* **Problem requirements**
Read the records below and copy each line that contains "config".

Dataset items:
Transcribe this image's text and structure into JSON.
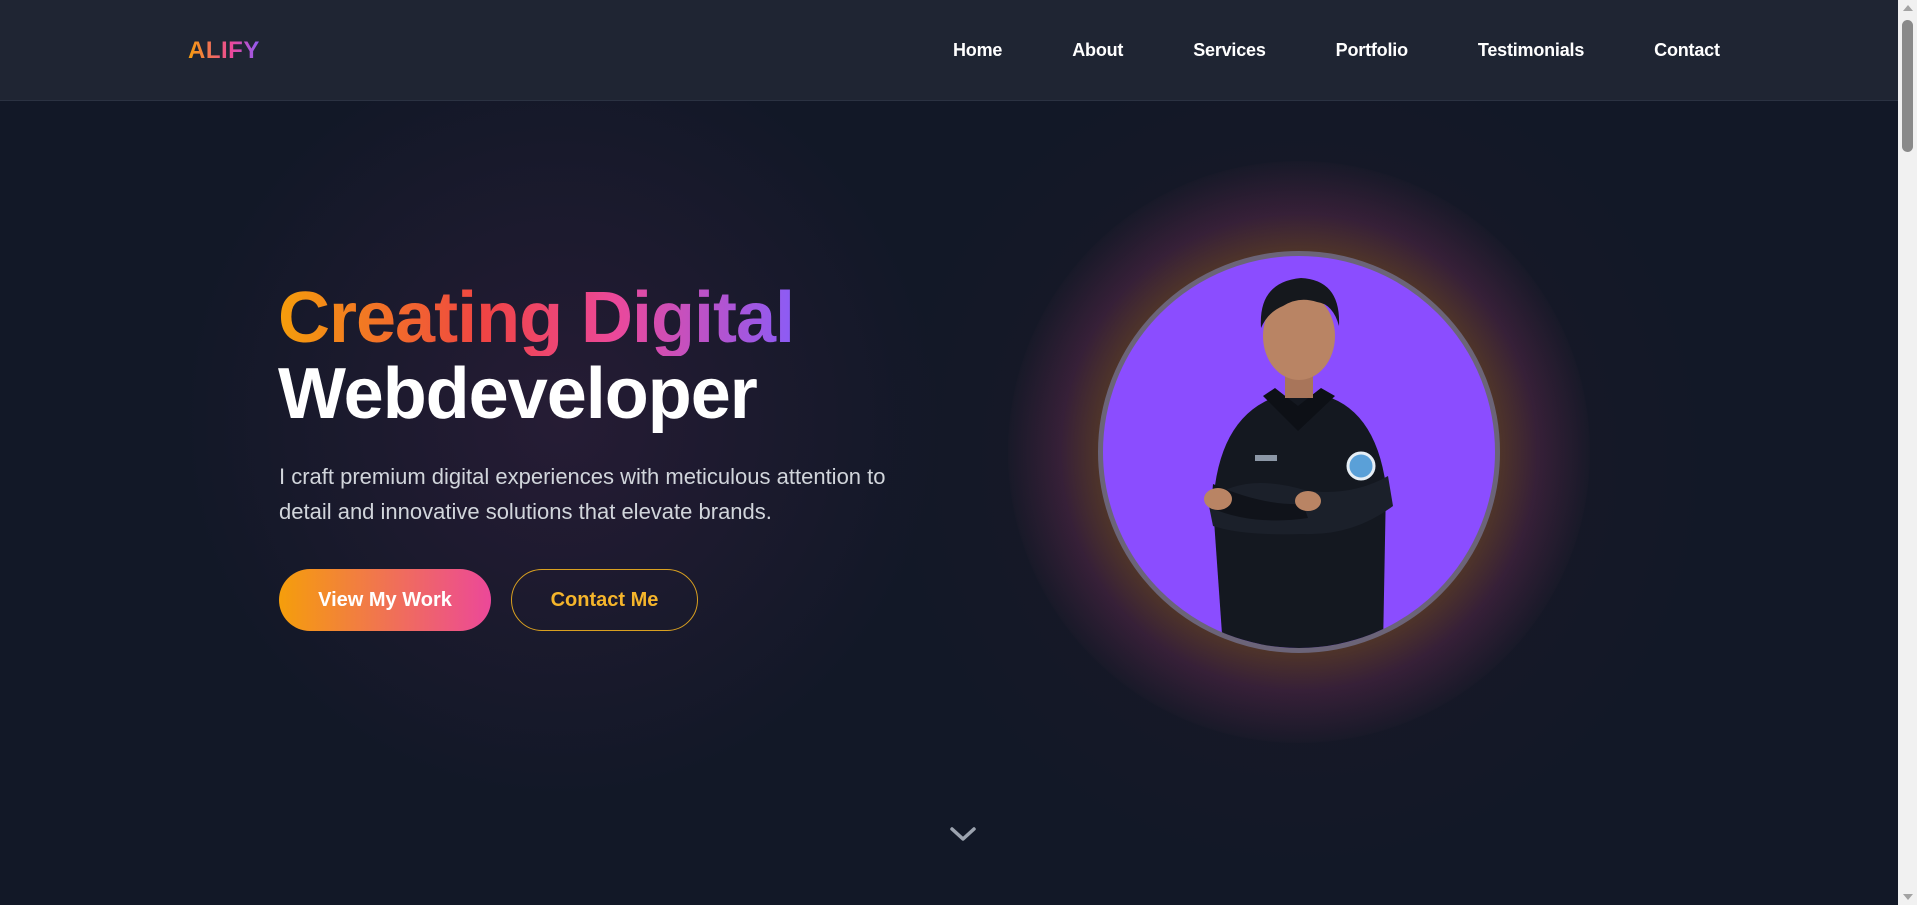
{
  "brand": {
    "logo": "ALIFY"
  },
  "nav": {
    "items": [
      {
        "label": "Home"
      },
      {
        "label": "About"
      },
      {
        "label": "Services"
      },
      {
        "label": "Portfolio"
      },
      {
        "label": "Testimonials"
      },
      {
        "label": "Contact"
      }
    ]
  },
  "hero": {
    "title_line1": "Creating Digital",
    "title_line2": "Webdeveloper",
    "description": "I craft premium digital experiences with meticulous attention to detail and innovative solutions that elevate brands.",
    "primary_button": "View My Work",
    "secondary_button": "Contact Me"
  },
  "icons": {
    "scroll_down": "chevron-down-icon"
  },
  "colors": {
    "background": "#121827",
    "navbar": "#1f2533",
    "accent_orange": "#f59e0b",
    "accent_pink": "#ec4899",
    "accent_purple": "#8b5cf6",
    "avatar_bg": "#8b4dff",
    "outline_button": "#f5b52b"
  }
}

==

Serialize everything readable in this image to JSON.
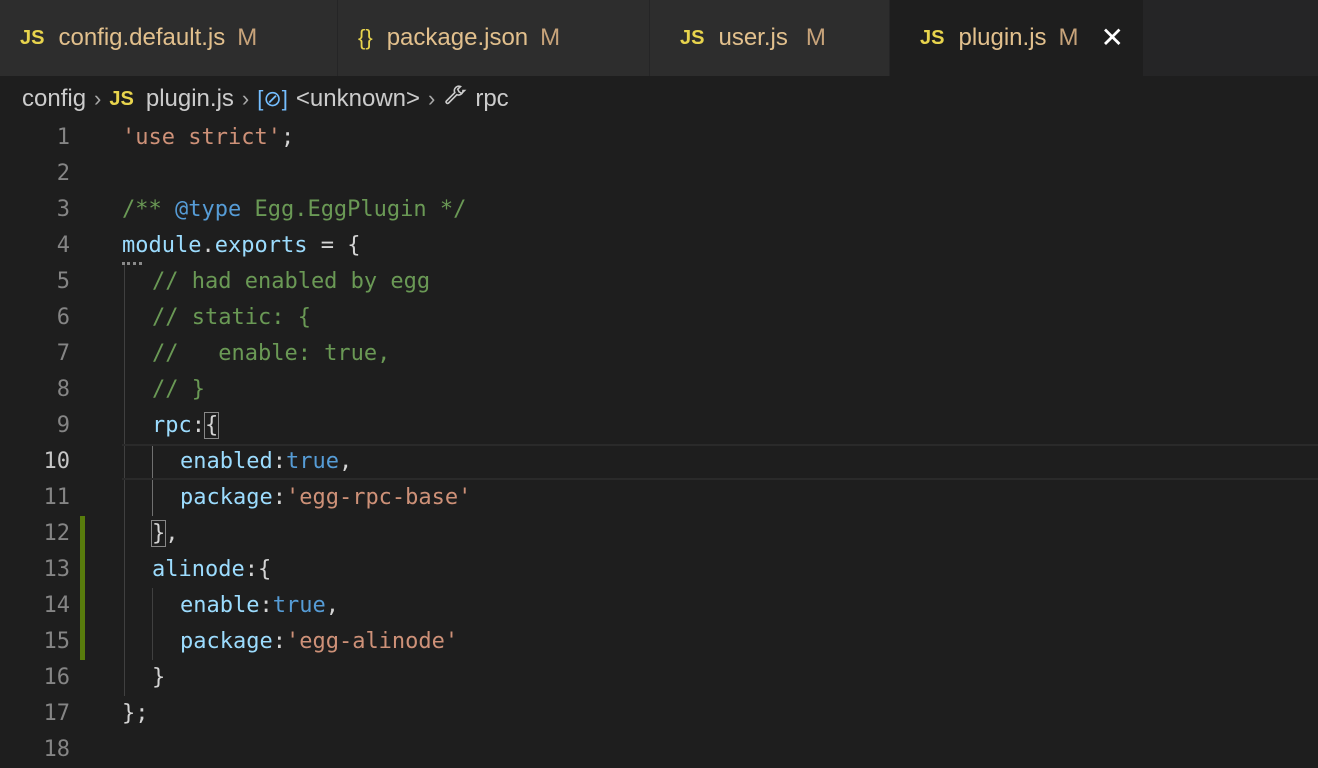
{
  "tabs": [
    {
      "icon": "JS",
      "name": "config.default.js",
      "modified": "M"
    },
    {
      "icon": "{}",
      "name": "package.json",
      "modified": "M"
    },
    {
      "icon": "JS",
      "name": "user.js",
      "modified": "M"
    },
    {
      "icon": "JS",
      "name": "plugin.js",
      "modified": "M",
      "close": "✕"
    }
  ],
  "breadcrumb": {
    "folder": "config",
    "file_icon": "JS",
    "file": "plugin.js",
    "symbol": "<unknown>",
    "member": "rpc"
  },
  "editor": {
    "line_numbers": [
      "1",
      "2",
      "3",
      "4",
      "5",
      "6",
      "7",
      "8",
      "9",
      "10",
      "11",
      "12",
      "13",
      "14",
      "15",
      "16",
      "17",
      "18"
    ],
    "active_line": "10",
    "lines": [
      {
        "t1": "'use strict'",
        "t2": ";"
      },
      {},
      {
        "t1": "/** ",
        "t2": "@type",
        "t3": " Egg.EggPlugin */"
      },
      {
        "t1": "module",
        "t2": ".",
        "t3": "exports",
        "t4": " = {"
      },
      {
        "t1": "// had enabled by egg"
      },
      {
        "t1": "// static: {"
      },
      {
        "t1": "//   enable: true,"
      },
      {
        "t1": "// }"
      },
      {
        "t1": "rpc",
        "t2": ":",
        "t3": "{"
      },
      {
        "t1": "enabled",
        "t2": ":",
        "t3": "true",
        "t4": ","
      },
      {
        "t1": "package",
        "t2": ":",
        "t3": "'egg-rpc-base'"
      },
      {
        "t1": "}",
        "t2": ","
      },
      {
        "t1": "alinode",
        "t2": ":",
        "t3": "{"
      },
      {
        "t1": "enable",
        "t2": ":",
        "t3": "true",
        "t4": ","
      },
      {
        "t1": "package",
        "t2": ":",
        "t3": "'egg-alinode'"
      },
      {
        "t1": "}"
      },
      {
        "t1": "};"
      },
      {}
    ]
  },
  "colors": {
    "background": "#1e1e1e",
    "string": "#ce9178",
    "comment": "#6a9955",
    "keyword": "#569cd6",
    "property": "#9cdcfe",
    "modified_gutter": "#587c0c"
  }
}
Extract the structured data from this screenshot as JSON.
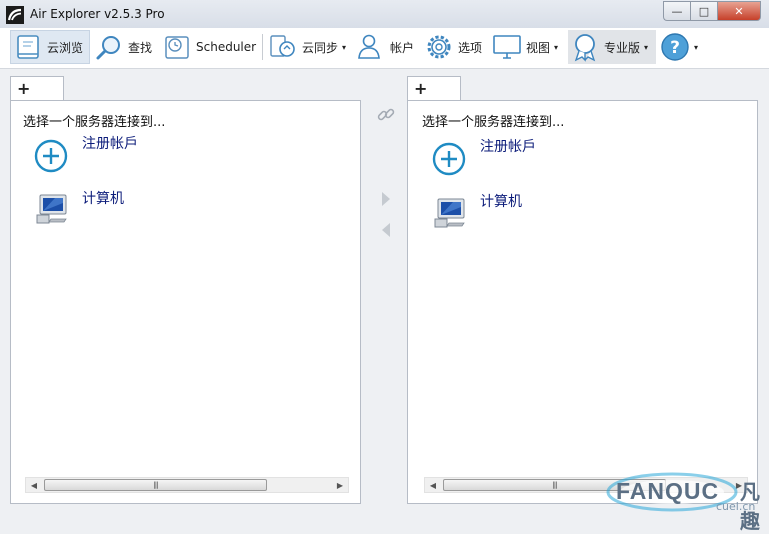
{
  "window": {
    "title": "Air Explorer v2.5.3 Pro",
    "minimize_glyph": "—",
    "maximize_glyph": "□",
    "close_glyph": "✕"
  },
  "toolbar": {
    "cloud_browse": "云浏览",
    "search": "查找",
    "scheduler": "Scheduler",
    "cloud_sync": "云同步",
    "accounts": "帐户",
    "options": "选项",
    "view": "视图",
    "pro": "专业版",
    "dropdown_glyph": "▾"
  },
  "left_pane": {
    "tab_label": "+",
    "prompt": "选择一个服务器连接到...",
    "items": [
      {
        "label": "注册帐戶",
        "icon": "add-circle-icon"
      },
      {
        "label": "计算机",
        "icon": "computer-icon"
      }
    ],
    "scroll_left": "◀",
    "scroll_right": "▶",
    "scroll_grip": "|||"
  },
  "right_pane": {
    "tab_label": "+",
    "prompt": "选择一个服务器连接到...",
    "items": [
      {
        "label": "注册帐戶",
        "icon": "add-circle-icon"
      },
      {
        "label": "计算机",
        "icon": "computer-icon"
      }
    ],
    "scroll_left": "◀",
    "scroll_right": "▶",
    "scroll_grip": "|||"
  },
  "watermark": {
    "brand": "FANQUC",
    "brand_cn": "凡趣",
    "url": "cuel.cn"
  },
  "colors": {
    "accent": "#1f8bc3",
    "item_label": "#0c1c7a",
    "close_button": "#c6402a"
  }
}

* **Complete output**
      "name": "config.default.js",
    "folder": "config",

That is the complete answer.